Opdracht 1: Welk soort lettergrepen gebruikte Ebbinghaus volgens de flashcards over geheugen in zijn onderzoek?

Thema 3.2 Flashcards
Proximate mechanismen
Proximate mechanismen zijn complexe lichamelijke systemen die worden geactiveerd door input vanuit de omgeving. Na complexe bewerkingen op deze input vanuit verschillende systemen (denk aan perceptie, geheugen, aandacht, prioritering in het geval van verschillende prikkels, fysiologie) mondt dit uit in een gedragsreactie. Schematisch ziet dat er zo uit: input —> mechanisme —> output
Voorbeeld adaptief proximaat mechanisme van angst
Input (feitelijk domein): onbekende, dreigende geluiden
Output: vluchten of verschuilen voor de bron van het geluid
Functie: overleven door te ontsnappen aan mogelijke levensbedreiging
Evolutie en geheugen
• Belangrijkste functie van geheugen: verleden gebruiken om toekomst voorspellen
• Herman Ebbinghaus: onderzocht het geheugen door experimentele stimuli te ontdoen van alle betekenis en gebruikte daarvoor betekenisloze lettergrepen -> geheugen is een beperkt, feilbaar en wat fragiel systeem
• Hiertegenover staat Sir Frederick Bartlett: legde zijn participanten betekenisvolle materialen voor en testte hun herinnering enige tijd daarna -> geheugen is inderdaad enigszins onbetrouwbaar, vooral als het gaat om tekstuele informatie
• Ebbinghaus en Bartlett isoleerden het geheugen van de rest van het menselijk gedrag
Functie van geheugen
• Geheugen evolueerde met als doel het ondersteunen van complex gedrag
• Geheugen werkt als een bibliotheek -> wat vaak nodig is ligt binnen handbereik, waar minder vraag naar is ligt op een moeilijker toegankelijke plaats
• John Anderson: geheugen is optimaal aangepast aan de structuur van een omgeving voor het opvragen van informatie -> psyche doet wat bibliothecaris doet: voorspellen welke items veel gebruikt worden op basis van informatie uit het verleden en het zodanig inrichten van het systeem dat veelgebruikte items snel toegankelijk zijn (priming)
• Klein breide werk Anderson verder uit: stelde dat geheugen evolueerde om besluitvorming te ondersteunen. Veel beslissingen vragen meer dan wat in omgeving beschikbaar is en daarvoor den we beroep op ons geheugen
Episodisch geheugen
Opslag van specifieke herinneringen die iemand had.
Semantisch geheugen
Opslag van algemene feiten over de wereld.
Verder onderscheid in geheugen
Recent onderzoek wijst uit dat men ook semantische feitenkennis over zichzelf kan hebben. Op basis van dit gegeven is een verder onderscheid gemaakt tussen:
• Inceptive memories: werkelijk episodische herinneringen. Het gaat om informatie die oorspronkelijke en zonder verdere verwerking is opgeslagen. Inceptive herinneringen blijven bewaard voor situaties waarin accuraatheid belangrijker is
dan snelheid.

Opgeslagen items uit een verzameling
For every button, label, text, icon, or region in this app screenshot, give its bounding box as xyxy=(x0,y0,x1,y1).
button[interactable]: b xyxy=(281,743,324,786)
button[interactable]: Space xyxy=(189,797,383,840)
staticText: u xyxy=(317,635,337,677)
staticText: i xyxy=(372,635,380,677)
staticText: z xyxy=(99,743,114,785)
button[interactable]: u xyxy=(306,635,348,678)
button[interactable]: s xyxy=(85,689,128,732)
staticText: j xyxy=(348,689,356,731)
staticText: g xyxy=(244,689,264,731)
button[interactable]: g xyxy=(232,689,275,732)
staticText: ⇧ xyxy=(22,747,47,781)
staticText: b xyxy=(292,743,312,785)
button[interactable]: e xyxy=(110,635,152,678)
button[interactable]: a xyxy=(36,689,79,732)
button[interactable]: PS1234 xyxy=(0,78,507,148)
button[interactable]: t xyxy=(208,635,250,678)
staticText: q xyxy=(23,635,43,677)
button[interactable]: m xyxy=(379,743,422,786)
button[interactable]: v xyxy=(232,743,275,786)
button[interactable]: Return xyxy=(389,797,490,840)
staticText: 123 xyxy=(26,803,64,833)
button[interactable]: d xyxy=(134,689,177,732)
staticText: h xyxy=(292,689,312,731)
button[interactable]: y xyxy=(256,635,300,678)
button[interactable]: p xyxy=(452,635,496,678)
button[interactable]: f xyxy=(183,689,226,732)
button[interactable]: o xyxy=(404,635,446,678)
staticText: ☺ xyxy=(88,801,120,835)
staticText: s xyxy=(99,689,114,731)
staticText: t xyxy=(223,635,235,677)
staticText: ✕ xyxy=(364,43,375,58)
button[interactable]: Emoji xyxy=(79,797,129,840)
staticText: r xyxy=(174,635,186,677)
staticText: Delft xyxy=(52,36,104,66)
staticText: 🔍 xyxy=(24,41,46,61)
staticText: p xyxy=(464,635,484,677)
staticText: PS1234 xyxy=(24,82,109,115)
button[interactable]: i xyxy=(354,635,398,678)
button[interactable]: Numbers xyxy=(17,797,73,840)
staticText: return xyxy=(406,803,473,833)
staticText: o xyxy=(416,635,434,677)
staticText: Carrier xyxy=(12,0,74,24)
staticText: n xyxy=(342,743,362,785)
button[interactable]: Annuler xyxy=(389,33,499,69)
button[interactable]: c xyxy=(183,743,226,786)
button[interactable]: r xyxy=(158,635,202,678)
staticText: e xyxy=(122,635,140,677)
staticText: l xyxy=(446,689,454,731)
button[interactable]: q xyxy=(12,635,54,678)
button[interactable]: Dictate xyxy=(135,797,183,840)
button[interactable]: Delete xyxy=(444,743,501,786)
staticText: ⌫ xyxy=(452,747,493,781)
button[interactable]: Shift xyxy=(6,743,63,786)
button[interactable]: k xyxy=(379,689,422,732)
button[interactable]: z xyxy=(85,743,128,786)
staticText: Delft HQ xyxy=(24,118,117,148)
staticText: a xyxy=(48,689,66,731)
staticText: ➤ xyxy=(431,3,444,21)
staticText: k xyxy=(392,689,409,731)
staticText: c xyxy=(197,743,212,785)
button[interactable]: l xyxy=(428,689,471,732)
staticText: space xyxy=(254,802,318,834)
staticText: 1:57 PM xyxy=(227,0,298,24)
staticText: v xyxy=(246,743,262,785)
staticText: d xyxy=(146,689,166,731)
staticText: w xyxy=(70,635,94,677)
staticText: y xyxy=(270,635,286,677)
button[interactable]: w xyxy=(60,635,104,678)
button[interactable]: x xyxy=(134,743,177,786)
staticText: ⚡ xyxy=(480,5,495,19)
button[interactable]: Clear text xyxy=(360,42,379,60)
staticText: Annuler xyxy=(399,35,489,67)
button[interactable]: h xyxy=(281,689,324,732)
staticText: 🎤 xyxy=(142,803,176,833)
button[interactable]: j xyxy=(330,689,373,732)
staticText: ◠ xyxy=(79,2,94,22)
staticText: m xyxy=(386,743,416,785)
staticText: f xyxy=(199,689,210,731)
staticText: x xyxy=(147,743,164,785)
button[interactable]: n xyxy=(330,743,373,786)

Opdracht 2: Neem de records over vanaf het begin tot en met de regel met "button[interactable]: a xyxy=(36,689,79,732)". Vervang daarin "interactable" door "klikbaar" en laat al het andere ongewijzigd.

Volledig antwoord 1: Betekenisloze lettergrepen.

Volledig antwoord 2:
For every button, label, text, icon, or region in this app screenshot, give its bounding box as xyxy=(x0,y0,x1,y1).
button[klikbaar]: b xyxy=(281,743,324,786)
button[klikbaar]: Space xyxy=(189,797,383,840)
staticText: u xyxy=(317,635,337,677)
staticText: i xyxy=(372,635,380,677)
staticText: z xyxy=(99,743,114,785)
button[klikbaar]: u xyxy=(306,635,348,678)
button[klikbaar]: s xyxy=(85,689,128,732)
staticText: j xyxy=(348,689,356,731)
staticText: g xyxy=(244,689,264,731)
button[klikbaar]: g xyxy=(232,689,275,732)
staticText: ⇧ xyxy=(22,747,47,781)
staticText: b xyxy=(292,743,312,785)
button[klikbaar]: e xyxy=(110,635,152,678)
button[klikbaar]: a xyxy=(36,689,79,732)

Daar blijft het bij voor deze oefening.